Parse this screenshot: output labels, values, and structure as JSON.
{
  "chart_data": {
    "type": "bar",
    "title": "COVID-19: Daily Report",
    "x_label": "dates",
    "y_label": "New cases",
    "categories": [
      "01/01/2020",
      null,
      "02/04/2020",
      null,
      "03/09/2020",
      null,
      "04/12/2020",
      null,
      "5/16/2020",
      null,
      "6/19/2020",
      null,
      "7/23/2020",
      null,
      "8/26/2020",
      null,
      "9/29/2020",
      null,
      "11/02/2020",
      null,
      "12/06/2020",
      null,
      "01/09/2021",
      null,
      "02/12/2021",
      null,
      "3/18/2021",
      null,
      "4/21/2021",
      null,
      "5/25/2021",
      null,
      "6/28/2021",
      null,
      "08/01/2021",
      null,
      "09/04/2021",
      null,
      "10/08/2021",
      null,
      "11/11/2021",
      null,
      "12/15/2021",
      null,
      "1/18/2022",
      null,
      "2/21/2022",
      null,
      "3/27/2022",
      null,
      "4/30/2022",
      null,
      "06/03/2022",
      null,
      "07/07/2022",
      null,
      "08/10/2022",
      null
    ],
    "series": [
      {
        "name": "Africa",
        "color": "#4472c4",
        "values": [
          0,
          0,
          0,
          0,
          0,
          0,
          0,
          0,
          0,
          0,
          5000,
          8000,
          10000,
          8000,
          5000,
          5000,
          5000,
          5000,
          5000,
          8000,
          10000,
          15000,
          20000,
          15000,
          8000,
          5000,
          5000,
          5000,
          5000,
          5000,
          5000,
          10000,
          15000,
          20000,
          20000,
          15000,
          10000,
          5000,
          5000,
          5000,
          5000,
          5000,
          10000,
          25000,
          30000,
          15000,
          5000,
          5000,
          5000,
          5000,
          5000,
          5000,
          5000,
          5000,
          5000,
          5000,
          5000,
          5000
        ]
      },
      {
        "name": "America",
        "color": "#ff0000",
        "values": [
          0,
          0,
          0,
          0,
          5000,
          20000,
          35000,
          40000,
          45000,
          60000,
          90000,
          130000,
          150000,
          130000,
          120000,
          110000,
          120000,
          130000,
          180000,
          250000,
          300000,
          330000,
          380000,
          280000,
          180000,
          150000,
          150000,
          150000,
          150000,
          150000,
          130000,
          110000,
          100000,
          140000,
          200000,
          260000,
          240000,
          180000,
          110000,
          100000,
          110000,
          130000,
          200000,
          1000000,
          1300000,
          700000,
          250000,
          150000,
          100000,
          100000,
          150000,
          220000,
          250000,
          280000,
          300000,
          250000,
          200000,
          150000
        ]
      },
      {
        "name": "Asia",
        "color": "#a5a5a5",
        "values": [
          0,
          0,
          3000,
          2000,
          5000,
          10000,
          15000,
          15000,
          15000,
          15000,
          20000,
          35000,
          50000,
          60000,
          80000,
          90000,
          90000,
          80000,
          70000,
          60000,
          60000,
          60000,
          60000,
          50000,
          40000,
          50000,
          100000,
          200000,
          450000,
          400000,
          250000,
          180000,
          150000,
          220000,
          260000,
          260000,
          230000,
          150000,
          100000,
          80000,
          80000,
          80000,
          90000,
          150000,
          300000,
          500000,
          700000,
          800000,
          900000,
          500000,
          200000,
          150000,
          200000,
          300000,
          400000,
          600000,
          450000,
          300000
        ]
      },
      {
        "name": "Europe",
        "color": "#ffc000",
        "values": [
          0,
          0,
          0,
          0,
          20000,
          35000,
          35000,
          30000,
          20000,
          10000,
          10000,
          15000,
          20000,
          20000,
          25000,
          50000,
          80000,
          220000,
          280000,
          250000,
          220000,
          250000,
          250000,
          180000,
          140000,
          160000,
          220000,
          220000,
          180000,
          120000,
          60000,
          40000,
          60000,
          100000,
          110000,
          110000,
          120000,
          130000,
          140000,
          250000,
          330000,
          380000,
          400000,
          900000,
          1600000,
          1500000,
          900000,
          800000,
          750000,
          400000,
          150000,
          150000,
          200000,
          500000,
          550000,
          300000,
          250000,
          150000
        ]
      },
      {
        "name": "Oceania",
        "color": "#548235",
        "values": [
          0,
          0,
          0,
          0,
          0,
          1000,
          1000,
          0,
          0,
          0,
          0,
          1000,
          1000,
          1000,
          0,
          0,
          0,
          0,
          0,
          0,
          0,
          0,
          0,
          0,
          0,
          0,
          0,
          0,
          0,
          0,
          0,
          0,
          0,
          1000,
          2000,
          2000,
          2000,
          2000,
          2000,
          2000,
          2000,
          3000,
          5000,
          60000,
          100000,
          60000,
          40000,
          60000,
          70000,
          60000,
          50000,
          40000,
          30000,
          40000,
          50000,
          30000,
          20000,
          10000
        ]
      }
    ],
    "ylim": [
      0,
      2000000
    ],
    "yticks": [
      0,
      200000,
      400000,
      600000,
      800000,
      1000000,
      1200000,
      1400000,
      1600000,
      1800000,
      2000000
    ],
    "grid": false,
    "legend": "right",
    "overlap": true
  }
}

→ Directions for this task:
Pull out all lines from the listing that contain the string "color".

→ Solution:
        "color": "#4472c4",
        "color": "#ff0000",
        "color": "#a5a5a5",
        "color": "#ffc000",
        "color": "#548235",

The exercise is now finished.